**Task prompt:** Copy every entry precisely.

[Collected data entries]
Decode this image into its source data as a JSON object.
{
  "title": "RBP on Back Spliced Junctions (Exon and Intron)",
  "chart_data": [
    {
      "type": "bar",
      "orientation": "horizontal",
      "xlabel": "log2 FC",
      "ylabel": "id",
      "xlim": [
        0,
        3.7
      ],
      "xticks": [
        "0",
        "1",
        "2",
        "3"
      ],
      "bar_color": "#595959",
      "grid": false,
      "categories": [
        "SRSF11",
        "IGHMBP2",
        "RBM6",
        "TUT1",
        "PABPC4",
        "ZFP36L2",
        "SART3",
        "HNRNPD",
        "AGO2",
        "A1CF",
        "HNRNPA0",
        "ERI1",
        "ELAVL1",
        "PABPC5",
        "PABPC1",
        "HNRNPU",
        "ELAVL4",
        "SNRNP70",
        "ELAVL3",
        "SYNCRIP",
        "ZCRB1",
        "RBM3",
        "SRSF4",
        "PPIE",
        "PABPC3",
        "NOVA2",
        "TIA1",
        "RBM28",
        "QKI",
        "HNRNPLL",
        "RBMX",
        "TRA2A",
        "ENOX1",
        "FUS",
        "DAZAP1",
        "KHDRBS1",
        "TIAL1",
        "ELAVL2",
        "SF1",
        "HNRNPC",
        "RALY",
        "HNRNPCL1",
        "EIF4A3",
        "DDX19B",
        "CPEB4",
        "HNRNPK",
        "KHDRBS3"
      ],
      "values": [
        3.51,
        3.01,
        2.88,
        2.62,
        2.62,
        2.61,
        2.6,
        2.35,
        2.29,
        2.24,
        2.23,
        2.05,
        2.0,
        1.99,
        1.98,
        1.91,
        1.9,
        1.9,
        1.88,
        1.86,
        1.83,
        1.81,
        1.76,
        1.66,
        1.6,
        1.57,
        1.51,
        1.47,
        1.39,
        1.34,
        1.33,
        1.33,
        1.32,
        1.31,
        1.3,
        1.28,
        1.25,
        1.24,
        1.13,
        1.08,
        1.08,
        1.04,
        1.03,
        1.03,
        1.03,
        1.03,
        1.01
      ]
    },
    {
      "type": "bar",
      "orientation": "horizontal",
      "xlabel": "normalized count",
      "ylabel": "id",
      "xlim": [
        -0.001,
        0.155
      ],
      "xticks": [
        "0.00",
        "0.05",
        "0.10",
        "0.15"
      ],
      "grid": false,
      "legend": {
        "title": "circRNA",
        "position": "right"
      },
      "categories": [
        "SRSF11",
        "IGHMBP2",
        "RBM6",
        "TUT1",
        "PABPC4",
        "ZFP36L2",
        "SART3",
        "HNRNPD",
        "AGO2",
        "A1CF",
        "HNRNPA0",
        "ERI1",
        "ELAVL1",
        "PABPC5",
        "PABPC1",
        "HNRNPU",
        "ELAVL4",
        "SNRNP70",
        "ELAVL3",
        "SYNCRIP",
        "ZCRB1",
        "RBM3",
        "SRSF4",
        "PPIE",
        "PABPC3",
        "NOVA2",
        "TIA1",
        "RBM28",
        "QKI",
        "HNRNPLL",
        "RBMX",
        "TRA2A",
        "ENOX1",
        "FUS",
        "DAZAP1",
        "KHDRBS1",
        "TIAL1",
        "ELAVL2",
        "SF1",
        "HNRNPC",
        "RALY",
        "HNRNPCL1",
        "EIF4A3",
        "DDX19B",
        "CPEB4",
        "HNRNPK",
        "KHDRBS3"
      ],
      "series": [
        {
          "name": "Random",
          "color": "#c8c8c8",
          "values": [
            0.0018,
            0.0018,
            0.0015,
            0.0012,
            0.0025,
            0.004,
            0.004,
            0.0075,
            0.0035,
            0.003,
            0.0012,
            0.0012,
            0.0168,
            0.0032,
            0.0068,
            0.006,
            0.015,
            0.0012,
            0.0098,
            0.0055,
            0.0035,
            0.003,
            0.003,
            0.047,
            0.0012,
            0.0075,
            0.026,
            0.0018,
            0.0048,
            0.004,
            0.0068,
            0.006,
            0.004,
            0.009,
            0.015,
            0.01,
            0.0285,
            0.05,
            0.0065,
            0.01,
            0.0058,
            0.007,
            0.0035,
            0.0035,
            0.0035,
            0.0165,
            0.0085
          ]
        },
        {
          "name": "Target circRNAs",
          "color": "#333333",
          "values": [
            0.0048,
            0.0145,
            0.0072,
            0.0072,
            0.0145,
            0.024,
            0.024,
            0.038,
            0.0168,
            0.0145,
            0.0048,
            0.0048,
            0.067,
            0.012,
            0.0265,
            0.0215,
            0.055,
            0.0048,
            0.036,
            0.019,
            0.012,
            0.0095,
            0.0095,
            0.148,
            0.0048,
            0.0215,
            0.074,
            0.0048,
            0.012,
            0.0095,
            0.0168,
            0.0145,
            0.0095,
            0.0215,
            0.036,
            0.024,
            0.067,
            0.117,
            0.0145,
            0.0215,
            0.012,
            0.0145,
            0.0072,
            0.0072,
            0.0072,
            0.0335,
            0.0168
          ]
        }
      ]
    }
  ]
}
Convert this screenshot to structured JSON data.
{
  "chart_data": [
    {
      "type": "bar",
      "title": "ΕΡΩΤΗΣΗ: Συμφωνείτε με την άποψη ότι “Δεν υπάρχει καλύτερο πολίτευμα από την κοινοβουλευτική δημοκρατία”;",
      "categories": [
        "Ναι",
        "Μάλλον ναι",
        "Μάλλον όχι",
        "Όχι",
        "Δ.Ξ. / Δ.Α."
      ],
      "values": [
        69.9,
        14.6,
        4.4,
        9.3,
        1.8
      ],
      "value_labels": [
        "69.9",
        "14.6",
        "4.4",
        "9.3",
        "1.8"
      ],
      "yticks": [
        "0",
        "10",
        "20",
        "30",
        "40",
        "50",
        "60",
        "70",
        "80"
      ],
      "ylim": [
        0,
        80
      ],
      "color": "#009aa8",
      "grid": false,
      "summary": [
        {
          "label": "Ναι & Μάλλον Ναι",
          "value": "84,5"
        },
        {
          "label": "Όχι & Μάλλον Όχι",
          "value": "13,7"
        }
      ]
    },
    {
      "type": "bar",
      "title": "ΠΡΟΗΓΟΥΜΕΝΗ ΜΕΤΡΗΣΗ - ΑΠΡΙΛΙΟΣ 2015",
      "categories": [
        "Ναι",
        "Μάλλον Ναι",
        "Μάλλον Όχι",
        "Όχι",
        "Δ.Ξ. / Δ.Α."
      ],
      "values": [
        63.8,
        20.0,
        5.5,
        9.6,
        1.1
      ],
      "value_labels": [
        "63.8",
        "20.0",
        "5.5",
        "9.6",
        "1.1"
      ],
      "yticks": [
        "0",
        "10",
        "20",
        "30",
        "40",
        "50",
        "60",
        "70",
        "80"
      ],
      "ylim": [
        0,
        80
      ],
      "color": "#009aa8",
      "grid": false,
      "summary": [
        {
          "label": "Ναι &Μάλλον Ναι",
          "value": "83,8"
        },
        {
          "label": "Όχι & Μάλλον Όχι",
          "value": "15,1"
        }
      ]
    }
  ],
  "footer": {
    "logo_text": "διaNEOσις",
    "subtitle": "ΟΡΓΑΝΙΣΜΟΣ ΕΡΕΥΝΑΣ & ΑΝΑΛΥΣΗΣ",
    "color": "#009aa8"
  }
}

**Answer in full:**
Decode this image into its source data as a JSON object.
{
  "title": "RBP on Back Spliced Junctions (Exon and Intron)",
  "chart_data": [
    {
      "type": "bar",
      "orientation": "horizontal",
      "xlabel": "log2 FC",
      "ylabel": "id",
      "xlim": [
        0,
        3.7
      ],
      "xticks": [
        "0",
        "1",
        "2",
        "3"
      ],
      "bar_color": "#595959",
      "grid": false,
      "categories": [
        "SRSF11",
        "IGHMBP2",
        "RBM6",
        "TUT1",
        "PABPC4",
        "ZFP36L2",
        "SART3",
        "HNRNPD",
        "AGO2",
        "A1CF",
        "HNRNPA0",
        "ERI1",
        "ELAVL1",
        "PABPC5",
        "PABPC1",
        "HNRNPU",
        "ELAVL4",
        "SNRNP70",
        "ELAVL3",
        "SYNCRIP",
        "ZCRB1",
        "RBM3",
        "SRSF4",
        "PPIE",
        "PABPC3",
        "NOVA2",
        "TIA1",
        "RBM28",
        "QKI",
        "HNRNPLL",
        "RBMX",
        "TRA2A",
        "ENOX1",
        "FUS",
        "DAZAP1",
        "KHDRBS1",
        "TIAL1",
        "ELAVL2",
        "SF1",
        "HNRNPC",
        "RALY",
        "HNRNPCL1",
        "EIF4A3",
        "DDX19B",
        "CPEB4",
        "HNRNPK",
        "KHDRBS3"
      ],
      "values": [
        3.51,
        3.01,
        2.88,
        2.62,
        2.62,
        2.61,
        2.6,
        2.35,
        2.29,
        2.24,
        2.23,
        2.05,
        2.0,
        1.99,
        1.98,
        1.91,
        1.9,
        1.9,
        1.88,
        1.86,
        1.83,
        1.81,
        1.76,
        1.66,
        1.6,
        1.57,
        1.51,
        1.47,
        1.39,
        1.34,
        1.33,
        1.33,
        1.32,
        1.31,
        1.3,
        1.28,
        1.25,
        1.24,
        1.13,
        1.08,
        1.08,
        1.04,
        1.03,
        1.03,
        1.03,
        1.03,
        1.01
      ]
    },
    {
      "type": "bar",
      "orientation": "horizontal",
      "xlabel": "normalized count",
      "ylabel": "id",
      "xlim": [
        -0.001,
        0.155
      ],
      "xticks": [
        "0.00",
        "0.05",
        "0.10",
        "0.15"
      ],
      "grid": false,
      "legend": {
        "title": "circRNA",
        "position": "right"
      },
      "categories": [
        "SRSF11",
        "IGHMBP2",
        "RBM6",
        "TUT1",
        "PABPC4",
        "ZFP36L2",
        "SART3",
        "HNRNPD",
        "AGO2",
        "A1CF",
        "HNRNPA0",
        "ERI1",
        "ELAVL1",
        "PABPC5",
        "PABPC1",
        "HNRNPU",
        "ELAVL4",
        "SNRNP70",
        "ELAVL3",
        "SYNCRIP",
        "ZCRB1",
        "RBM3",
        "SRSF4",
        "PPIE",
        "PABPC3",
        "NOVA2",
        "TIA1",
        "RBM28",
        "QKI",
        "HNRNPLL",
        "RBMX",
        "TRA2A",
        "ENOX1",
        "FUS",
        "DAZAP1",
        "KHDRBS1",
        "TIAL1",
        "ELAVL2",
        "SF1",
        "HNRNPC",
        "RALY",
        "HNRNPCL1",
        "EIF4A3",
        "DDX19B",
        "CPEB4",
        "HNRNPK",
        "KHDRBS3"
      ],
      "series": [
        {
          "name": "Random",
          "color": "#c8c8c8",
          "values": [
            0.0018,
            0.0018,
            0.0015,
            0.0012,
            0.0025,
            0.004,
            0.004,
            0.0075,
            0.0035,
            0.003,
            0.0012,
            0.0012,
            0.0168,
            0.0032,
            0.0068,
            0.006,
            0.015,
            0.0012,
            0.0098,
            0.0055,
            0.0035,
            0.003,
            0.003,
            0.047,
            0.0012,
            0.0075,
            0.026,
            0.0018,
            0.0048,
            0.004,
            0.0068,
            0.006,
            0.004,
            0.009,
            0.015,
            0.01,
            0.0285,
            0.05,
            0.0065,
            0.01,
            0.0058,
            0.007,
            0.0035,
            0.0035,
            0.0035,
            0.0165,
            0.0085
          ]
        },
        {
          "name": "Target circRNAs",
          "color": "#333333",
          "values": [
            0.0048,
            0.0145,
            0.0072,
            0.0072,
            0.0145,
            0.024,
            0.024,
            0.038,
            0.0168,
            0.0145,
            0.0048,
            0.0048,
            0.067,
            0.012,
            0.0265,
            0.0215,
            0.055,
            0.0048,
            0.036,
            0.019,
            0.012,
            0.0095,
            0.0095,
            0.148,
            0.0048,
            0.0215,
            0.074,
            0.0048,
            0.012,
            0.0095,
            0.0168,
            0.0145,
            0.0095,
            0.0215,
            0.036,
            0.024,
            0.067,
            0.117,
            0.0145,
            0.0215,
            0.012,
            0.0145,
            0.0072,
            0.0072,
            0.0072,
            0.0335,
            0.0168
          ]
        }
      ]
    }
  ]
}
Convert this screenshot to structured JSON data.
{
  "chart_data": [
    {
      "type": "bar",
      "title": "ΕΡΩΤΗΣΗ: Συμφωνείτε με την άποψη ότι “Δεν υπάρχει καλύτερο πολίτευμα από την κοινοβουλευτική δημοκρατία”;",
      "categories": [
        "Ναι",
        "Μάλλον ναι",
        "Μάλλον όχι",
        "Όχι",
        "Δ.Ξ. / Δ.Α."
      ],
      "values": [
        69.9,
        14.6,
        4.4,
        9.3,
        1.8
      ],
      "value_labels": [
        "69.9",
        "14.6",
        "4.4",
        "9.3",
        "1.8"
      ],
      "yticks": [
        "0",
        "10",
        "20",
        "30",
        "40",
        "50",
        "60",
        "70",
        "80"
      ],
      "ylim": [
        0,
        80
      ],
      "color": "#009aa8",
      "grid": false,
      "summary": [
        {
          "label": "Ναι & Μάλλον Ναι",
          "value": "84,5"
        },
        {
          "label": "Όχι & Μάλλον Όχι",
          "value": "13,7"
        }
      ]
    },
    {
      "type": "bar",
      "title": "ΠΡΟΗΓΟΥΜΕΝΗ ΜΕΤΡΗΣΗ - ΑΠΡΙΛΙΟΣ 2015",
      "categories": [
        "Ναι",
        "Μάλλον Ναι",
        "Μάλλον Όχι",
        "Όχι",
        "Δ.Ξ. / Δ.Α."
      ],
      "values": [
        63.8,
        20.0,
        5.5,
        9.6,
        1.1
      ],
      "value_labels": [
        "63.8",
        "20.0",
        "5.5",
        "9.6",
        "1.1"
      ],
      "yticks": [
        "0",
        "10",
        "20",
        "30",
        "40",
        "50",
        "60",
        "70",
        "80"
      ],
      "ylim": [
        0,
        80
      ],
      "color": "#009aa8",
      "grid": false,
      "summary": [
        {
          "label": "Ναι &Μάλλον Ναι",
          "value": "83,8"
        },
        {
          "label": "Όχι & Μάλλον Όχι",
          "value": "15,1"
        }
      ]
    }
  ],
  "footer": {
    "logo_text": "διaNEOσις",
    "subtitle": "ΟΡΓΑΝΙΣΜΟΣ ΕΡΕΥΝΑΣ & ΑΝΑΛΥΣΗΣ",
    "color": "#009aa8"
  }
}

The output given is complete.